_EXERCISE AIM_:
Each entry must appear again exactly as it does in the source.

Stored data entries:
--- START ---

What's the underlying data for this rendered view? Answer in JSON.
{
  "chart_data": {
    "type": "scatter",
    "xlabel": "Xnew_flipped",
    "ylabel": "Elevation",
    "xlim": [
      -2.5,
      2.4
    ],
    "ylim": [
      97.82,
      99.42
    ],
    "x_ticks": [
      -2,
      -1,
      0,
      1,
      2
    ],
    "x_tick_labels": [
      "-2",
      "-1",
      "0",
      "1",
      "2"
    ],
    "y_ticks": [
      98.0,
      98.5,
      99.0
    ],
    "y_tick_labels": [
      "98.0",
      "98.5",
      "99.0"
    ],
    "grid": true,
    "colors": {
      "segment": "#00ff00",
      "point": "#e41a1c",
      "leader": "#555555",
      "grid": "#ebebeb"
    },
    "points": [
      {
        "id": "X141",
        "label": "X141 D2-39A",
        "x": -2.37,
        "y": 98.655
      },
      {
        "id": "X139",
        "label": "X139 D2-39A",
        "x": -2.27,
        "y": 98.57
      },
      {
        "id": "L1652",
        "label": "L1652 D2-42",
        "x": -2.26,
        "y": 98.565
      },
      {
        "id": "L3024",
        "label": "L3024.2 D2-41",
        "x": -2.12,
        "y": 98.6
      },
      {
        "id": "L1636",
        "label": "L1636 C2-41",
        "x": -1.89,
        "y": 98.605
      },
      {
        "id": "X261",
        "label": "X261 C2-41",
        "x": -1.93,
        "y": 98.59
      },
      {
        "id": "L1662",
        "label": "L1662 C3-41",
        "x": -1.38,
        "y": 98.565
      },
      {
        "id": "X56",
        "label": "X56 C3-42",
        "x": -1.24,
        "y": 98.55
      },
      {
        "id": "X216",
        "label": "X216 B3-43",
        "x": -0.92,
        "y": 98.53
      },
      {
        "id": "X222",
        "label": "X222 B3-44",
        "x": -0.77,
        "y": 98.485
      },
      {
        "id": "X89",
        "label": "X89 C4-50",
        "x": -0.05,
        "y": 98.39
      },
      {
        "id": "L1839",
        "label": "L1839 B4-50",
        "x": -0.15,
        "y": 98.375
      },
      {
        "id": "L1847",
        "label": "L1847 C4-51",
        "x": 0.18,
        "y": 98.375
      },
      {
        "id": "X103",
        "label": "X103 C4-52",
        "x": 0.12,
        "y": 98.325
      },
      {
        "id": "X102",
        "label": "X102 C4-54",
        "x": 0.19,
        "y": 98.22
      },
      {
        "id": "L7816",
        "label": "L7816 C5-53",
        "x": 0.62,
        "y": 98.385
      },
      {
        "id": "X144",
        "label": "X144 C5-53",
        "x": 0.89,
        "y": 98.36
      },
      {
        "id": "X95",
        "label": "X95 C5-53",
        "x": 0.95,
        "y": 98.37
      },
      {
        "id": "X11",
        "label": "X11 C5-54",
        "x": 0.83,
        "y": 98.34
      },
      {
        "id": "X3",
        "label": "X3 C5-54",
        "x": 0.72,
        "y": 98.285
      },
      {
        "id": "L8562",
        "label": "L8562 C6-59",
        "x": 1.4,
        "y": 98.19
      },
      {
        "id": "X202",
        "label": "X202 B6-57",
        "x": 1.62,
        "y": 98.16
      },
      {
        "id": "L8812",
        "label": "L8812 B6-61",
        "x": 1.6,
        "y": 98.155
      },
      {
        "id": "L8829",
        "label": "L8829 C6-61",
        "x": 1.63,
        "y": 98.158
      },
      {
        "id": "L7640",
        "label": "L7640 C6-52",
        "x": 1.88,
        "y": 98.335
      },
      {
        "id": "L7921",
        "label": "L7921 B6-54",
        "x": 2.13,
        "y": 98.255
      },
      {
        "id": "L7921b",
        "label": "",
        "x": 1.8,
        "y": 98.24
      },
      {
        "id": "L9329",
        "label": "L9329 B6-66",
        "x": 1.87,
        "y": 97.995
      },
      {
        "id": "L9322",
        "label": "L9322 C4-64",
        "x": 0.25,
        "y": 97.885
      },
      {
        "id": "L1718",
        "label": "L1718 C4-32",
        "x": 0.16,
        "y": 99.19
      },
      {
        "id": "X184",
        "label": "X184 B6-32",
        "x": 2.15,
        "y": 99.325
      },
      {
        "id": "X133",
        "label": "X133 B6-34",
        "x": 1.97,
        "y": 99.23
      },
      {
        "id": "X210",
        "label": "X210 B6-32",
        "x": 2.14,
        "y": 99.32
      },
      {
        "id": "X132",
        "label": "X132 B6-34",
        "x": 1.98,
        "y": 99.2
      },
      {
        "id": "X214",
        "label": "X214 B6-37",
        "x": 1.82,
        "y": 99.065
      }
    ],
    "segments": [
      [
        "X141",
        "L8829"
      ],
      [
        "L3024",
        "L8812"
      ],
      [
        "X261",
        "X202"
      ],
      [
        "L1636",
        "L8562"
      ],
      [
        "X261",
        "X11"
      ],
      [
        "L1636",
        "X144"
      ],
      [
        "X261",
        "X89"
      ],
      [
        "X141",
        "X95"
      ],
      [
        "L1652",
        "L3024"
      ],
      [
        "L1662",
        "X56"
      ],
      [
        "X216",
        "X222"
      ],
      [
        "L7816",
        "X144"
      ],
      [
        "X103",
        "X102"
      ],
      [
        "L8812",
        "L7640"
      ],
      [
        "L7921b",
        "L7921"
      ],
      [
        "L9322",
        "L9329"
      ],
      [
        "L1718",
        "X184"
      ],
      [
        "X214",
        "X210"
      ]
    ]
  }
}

--- END ---

_RESPONSE BELOW_:
What's the underlying data for this rendered view? Answer in JSON.
{
  "chart_data": {
    "type": "scatter",
    "xlabel": "Xnew_flipped",
    "ylabel": "Elevation",
    "xlim": [
      -2.5,
      2.4
    ],
    "ylim": [
      97.82,
      99.42
    ],
    "x_ticks": [
      -2,
      -1,
      0,
      1,
      2
    ],
    "x_tick_labels": [
      "-2",
      "-1",
      "0",
      "1",
      "2"
    ],
    "y_ticks": [
      98.0,
      98.5,
      99.0
    ],
    "y_tick_labels": [
      "98.0",
      "98.5",
      "99.0"
    ],
    "grid": true,
    "colors": {
      "segment": "#00ff00",
      "point": "#e41a1c",
      "leader": "#555555",
      "grid": "#ebebeb"
    },
    "points": [
      {
        "id": "X141",
        "label": "X141 D2-39A",
        "x": -2.37,
        "y": 98.655
      },
      {
        "id": "X139",
        "label": "X139 D2-39A",
        "x": -2.27,
        "y": 98.57
      },
      {
        "id": "L1652",
        "label": "L1652 D2-42",
        "x": -2.26,
        "y": 98.565
      },
      {
        "id": "L3024",
        "label": "L3024.2 D2-41",
        "x": -2.12,
        "y": 98.6
      },
      {
        "id": "L1636",
        "label": "L1636 C2-41",
        "x": -1.89,
        "y": 98.605
      },
      {
        "id": "X261",
        "label": "X261 C2-41",
        "x": -1.93,
        "y": 98.59
      },
      {
        "id": "L1662",
        "label": "L1662 C3-41",
        "x": -1.38,
        "y": 98.565
      },
      {
        "id": "X56",
        "label": "X56 C3-42",
        "x": -1.24,
        "y": 98.55
      },
      {
        "id": "X216",
        "label": "X216 B3-43",
        "x": -0.92,
        "y": 98.53
      },
      {
        "id": "X222",
        "label": "X222 B3-44",
        "x": -0.77,
        "y": 98.485
      },
      {
        "id": "X89",
        "label": "X89 C4-50",
        "x": -0.05,
        "y": 98.39
      },
      {
        "id": "L1839",
        "label": "L1839 B4-50",
        "x": -0.15,
        "y": 98.375
      },
      {
        "id": "L1847",
        "label": "L1847 C4-51",
        "x": 0.18,
        "y": 98.375
      },
      {
        "id": "X103",
        "label": "X103 C4-52",
        "x": 0.12,
        "y": 98.325
      },
      {
        "id": "X102",
        "label": "X102 C4-54",
        "x": 0.19,
        "y": 98.22
      },
      {
        "id": "L7816",
        "label": "L7816 C5-53",
        "x": 0.62,
        "y": 98.385
      },
      {
        "id": "X144",
        "label": "X144 C5-53",
        "x": 0.89,
        "y": 98.36
      },
      {
        "id": "X95",
        "label": "X95 C5-53",
        "x": 0.95,
        "y": 98.37
      },
      {
        "id": "X11",
        "label": "X11 C5-54",
        "x": 0.83,
        "y": 98.34
      },
      {
        "id": "X3",
        "label": "X3 C5-54",
        "x": 0.72,
        "y": 98.285
      },
      {
        "id": "L8562",
        "label": "L8562 C6-59",
        "x": 1.4,
        "y": 98.19
      },
      {
        "id": "X202",
        "label": "X202 B6-57",
        "x": 1.62,
        "y": 98.16
      },
      {
        "id": "L8812",
        "label": "L8812 B6-61",
        "x": 1.6,
        "y": 98.155
      },
      {
        "id": "L8829",
        "label": "L8829 C6-61",
        "x": 1.63,
        "y": 98.158
      },
      {
        "id": "L7640",
        "label": "L7640 C6-52",
        "x": 1.88,
        "y": 98.335
      },
      {
        "id": "L7921",
        "label": "L7921 B6-54",
        "x": 2.13,
        "y": 98.255
      },
      {
        "id": "L7921b",
        "label": "",
        "x": 1.8,
        "y": 98.24
      },
      {
        "id": "L9329",
        "label": "L9329 B6-66",
        "x": 1.87,
        "y": 97.995
      },
      {
        "id": "L9322",
        "label": "L9322 C4-64",
        "x": 0.25,
        "y": 97.885
      },
      {
        "id": "L1718",
        "label": "L1718 C4-32",
        "x": 0.16,
        "y": 99.19
      },
      {
        "id": "X184",
        "label": "X184 B6-32",
        "x": 2.15,
        "y": 99.325
      },
      {
        "id": "X133",
        "label": "X133 B6-34",
        "x": 1.97,
        "y": 99.23
      },
      {
        "id": "X210",
        "label": "X210 B6-32",
        "x": 2.14,
        "y": 99.32
      },
      {
        "id": "X132",
        "label": "X132 B6-34",
        "x": 1.98,
        "y": 99.2
      },
      {
        "id": "X214",
        "label": "X214 B6-37",
        "x": 1.82,
        "y": 99.065
      }
    ],
    "segments": [
      [
        "X141",
        "L8829"
      ],
      [
        "L3024",
        "L8812"
      ],
      [
        "X261",
        "X202"
      ],
      [
        "L1636",
        "L8562"
      ],
      [
        "X261",
        "X11"
      ],
      [
        "L1636",
        "X144"
      ],
      [
        "X261",
        "X89"
      ],
      [
        "X141",
        "X95"
      ],
      [
        "L1652",
        "L3024"
      ],
      [
        "L1662",
        "X56"
      ],
      [
        "X216",
        "X222"
      ],
      [
        "L7816",
        "X144"
      ],
      [
        "X103",
        "X102"
      ],
      [
        "L8812",
        "L7640"
      ],
      [
        "L7921b",
        "L7921"
      ],
      [
        "L9322",
        "L9329"
      ],
      [
        "L1718",
        "X184"
      ],
      [
        "X214",
        "X210"
      ]
    ]
  }
}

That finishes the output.